**Records provided**
##############################
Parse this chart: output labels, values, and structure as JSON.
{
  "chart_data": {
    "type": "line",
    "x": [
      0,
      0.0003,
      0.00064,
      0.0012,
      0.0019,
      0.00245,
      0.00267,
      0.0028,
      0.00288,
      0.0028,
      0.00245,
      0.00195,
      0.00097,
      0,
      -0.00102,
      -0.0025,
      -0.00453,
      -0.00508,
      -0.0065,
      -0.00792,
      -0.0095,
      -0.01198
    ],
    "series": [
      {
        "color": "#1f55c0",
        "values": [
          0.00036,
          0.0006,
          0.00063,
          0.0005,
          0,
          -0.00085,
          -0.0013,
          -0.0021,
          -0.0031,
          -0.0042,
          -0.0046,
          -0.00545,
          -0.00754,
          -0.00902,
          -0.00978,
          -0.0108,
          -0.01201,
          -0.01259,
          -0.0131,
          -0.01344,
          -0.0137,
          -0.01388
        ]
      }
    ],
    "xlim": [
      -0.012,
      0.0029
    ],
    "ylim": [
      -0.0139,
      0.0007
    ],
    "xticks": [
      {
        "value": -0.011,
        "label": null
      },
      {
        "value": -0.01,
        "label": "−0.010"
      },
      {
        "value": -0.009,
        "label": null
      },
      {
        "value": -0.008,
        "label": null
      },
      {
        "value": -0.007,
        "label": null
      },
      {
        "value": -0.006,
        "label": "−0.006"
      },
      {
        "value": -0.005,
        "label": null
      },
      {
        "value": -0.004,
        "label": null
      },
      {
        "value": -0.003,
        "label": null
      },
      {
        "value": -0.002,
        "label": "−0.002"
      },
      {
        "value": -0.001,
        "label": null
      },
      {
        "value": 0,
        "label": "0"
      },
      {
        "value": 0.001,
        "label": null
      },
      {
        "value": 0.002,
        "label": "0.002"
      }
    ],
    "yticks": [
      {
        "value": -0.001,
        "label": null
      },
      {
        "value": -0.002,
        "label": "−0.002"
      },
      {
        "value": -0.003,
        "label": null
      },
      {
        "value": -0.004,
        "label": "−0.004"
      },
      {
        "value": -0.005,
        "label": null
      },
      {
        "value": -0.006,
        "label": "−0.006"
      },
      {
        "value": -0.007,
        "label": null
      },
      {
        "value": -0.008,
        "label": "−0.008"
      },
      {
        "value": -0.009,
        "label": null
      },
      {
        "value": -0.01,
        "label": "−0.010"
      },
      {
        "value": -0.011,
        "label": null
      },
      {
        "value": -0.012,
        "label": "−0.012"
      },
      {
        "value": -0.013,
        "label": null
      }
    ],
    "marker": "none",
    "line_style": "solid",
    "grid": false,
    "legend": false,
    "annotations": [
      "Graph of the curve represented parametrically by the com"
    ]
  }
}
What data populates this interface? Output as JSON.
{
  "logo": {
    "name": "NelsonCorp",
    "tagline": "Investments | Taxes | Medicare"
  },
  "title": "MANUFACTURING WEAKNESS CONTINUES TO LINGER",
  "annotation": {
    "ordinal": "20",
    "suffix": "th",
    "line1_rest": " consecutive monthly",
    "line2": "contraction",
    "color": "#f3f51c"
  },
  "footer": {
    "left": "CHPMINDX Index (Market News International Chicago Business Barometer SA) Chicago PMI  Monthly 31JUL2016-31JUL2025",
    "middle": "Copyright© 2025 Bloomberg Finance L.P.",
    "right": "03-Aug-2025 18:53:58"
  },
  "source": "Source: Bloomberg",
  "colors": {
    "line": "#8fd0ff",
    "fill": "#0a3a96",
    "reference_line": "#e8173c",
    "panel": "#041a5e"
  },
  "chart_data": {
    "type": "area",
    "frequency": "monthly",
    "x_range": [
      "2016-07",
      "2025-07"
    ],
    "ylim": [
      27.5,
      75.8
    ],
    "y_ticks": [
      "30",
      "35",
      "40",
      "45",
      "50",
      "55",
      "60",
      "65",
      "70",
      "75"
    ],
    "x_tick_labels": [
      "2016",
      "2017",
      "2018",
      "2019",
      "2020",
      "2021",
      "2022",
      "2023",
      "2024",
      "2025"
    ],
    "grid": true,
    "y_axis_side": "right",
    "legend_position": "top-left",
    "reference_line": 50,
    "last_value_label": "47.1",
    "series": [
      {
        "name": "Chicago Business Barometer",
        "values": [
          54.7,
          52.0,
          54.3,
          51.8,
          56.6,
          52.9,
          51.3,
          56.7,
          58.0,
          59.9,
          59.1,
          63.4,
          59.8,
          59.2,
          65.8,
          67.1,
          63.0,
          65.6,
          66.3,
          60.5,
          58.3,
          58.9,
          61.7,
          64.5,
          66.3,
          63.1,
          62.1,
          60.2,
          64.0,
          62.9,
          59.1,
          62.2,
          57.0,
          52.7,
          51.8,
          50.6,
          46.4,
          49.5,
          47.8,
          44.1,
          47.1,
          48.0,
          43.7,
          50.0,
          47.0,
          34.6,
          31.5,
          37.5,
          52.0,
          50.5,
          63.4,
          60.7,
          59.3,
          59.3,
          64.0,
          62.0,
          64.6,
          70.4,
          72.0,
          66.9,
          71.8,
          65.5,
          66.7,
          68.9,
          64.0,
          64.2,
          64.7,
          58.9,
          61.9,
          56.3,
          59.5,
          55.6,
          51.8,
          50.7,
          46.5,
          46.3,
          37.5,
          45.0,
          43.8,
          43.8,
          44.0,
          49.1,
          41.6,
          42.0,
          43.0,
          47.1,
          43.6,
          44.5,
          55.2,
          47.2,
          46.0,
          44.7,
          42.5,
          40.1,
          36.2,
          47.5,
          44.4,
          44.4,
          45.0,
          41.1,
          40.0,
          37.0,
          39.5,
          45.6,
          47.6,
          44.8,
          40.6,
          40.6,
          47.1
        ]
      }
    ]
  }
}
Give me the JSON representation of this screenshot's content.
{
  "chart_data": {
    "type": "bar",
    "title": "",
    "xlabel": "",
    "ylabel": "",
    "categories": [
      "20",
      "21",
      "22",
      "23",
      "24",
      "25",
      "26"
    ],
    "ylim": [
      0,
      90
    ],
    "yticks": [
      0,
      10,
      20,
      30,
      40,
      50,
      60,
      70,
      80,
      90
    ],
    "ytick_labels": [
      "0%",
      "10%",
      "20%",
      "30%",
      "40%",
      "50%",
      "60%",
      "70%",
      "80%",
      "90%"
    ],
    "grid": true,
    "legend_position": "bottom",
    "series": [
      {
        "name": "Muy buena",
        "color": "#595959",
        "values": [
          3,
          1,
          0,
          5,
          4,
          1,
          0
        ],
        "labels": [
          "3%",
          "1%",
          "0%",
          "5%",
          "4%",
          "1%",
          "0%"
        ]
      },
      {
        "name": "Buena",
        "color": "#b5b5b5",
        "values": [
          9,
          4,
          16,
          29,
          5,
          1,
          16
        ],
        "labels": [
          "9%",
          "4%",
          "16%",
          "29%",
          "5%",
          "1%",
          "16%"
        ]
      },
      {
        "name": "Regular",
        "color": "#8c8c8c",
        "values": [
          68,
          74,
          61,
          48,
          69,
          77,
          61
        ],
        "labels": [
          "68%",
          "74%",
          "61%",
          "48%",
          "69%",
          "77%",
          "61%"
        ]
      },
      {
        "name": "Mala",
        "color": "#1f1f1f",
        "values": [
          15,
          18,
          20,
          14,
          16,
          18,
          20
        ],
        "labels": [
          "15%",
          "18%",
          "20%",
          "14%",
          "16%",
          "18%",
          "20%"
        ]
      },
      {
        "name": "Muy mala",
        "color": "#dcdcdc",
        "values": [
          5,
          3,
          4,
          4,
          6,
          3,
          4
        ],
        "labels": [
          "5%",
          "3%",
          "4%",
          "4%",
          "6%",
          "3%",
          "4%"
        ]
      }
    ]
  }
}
##############################
Which lines in the records above contain the string "JSON"? Copy each one.

Parse this chart: output labels, values, and structure as JSON.
What data populates this interface? Output as JSON.
Give me the JSON representation of this screenshot's content.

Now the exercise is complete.